What is being asked | Output every entry exactly, from the first line to the last.

Figure content listings
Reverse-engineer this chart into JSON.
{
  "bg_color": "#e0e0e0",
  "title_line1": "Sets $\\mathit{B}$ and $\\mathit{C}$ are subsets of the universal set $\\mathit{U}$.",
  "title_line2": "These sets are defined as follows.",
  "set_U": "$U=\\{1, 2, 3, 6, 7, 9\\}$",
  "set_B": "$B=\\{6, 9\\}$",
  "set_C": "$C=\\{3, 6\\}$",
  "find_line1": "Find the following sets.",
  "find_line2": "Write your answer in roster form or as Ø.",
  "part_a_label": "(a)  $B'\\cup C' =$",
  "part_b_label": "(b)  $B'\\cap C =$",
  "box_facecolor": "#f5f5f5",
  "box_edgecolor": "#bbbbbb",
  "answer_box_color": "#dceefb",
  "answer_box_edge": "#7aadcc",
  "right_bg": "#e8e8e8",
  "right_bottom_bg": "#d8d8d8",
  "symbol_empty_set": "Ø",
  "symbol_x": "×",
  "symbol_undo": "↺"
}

Output for this task |
Reverse-engineer this chart into JSON.
{
  "bg_color": "#e0e0e0",
  "title_line1": "Sets $\\mathit{B}$ and $\\mathit{C}$ are subsets of the universal set $\\mathit{U}$.",
  "title_line2": "These sets are defined as follows.",
  "set_U": "$U=\\{1, 2, 3, 6, 7, 9\\}$",
  "set_B": "$B=\\{6, 9\\}$",
  "set_C": "$C=\\{3, 6\\}$",
  "find_line1": "Find the following sets.",
  "find_line2": "Write your answer in roster form or as Ø.",
  "part_a_label": "(a)  $B'\\cup C' =$",
  "part_b_label": "(b)  $B'\\cap C =$",
  "box_facecolor": "#f5f5f5",
  "box_edgecolor": "#bbbbbb",
  "answer_box_color": "#dceefb",
  "answer_box_edge": "#7aadcc",
  "right_bg": "#e8e8e8",
  "right_bottom_bg": "#d8d8d8",
  "symbol_empty_set": "Ø",
  "symbol_x": "×",
  "symbol_undo": "↺"
}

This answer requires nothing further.